What this task involves: Look through the data below and report how many lines include "Positive". Only the number should be given.
====== Entries shown
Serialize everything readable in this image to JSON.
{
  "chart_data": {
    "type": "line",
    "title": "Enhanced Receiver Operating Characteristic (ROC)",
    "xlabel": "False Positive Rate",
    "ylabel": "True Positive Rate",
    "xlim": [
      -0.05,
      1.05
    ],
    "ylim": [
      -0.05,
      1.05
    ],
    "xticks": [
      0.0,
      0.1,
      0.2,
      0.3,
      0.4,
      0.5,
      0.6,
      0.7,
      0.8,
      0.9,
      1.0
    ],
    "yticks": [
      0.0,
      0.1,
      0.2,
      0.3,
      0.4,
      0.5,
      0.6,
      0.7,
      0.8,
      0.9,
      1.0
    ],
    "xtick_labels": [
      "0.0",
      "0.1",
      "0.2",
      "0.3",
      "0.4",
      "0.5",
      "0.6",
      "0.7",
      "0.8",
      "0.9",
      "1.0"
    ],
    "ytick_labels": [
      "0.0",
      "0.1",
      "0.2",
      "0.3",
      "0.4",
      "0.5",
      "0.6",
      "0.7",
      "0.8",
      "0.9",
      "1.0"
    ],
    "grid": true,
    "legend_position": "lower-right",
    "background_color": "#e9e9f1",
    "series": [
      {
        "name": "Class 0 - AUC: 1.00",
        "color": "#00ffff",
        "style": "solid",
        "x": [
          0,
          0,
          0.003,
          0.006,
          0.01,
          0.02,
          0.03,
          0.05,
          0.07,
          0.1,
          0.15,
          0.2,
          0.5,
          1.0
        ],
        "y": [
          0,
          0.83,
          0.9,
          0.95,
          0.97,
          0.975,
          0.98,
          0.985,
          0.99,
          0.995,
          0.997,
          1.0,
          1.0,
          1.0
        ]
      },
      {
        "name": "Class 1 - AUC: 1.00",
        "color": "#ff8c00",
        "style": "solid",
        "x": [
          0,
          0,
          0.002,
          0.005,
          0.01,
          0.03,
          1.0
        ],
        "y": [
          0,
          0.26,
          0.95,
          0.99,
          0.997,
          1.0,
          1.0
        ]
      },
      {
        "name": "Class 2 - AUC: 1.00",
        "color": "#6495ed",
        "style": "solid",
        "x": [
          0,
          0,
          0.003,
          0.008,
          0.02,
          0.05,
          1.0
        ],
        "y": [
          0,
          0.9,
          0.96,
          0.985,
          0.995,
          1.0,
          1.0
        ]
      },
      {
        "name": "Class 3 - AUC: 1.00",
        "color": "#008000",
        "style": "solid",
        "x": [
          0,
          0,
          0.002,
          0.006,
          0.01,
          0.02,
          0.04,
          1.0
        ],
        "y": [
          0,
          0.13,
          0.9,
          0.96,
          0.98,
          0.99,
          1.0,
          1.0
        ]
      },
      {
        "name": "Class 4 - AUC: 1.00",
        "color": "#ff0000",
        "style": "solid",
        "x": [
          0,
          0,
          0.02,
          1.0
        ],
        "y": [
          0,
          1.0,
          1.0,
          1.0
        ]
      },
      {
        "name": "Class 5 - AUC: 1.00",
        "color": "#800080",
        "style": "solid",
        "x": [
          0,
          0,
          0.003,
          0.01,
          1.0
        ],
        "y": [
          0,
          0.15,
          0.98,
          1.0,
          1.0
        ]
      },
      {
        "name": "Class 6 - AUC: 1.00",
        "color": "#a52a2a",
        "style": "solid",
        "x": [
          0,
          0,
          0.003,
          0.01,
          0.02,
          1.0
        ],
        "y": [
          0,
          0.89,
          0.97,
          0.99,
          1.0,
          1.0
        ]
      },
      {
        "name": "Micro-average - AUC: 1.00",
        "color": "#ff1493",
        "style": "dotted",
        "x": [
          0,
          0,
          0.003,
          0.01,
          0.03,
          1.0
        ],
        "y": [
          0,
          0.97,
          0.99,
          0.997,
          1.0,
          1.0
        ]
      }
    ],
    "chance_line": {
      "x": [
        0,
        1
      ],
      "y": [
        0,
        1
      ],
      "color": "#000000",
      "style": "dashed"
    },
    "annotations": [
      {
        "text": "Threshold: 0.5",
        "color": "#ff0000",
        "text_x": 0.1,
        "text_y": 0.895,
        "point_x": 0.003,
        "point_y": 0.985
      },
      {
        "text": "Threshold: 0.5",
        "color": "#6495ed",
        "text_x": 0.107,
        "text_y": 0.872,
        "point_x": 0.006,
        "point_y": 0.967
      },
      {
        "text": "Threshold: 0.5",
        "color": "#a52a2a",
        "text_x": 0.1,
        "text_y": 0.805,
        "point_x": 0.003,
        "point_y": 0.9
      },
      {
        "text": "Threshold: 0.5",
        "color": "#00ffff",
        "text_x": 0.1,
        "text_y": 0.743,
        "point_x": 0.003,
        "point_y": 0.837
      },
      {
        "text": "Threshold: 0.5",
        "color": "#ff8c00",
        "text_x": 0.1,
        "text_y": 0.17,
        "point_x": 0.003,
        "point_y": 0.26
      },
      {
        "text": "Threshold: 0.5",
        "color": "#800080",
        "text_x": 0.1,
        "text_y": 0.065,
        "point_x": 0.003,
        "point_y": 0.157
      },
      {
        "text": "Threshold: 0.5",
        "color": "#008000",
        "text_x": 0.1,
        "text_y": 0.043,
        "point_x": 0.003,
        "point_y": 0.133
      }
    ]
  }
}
============
Written answer: 2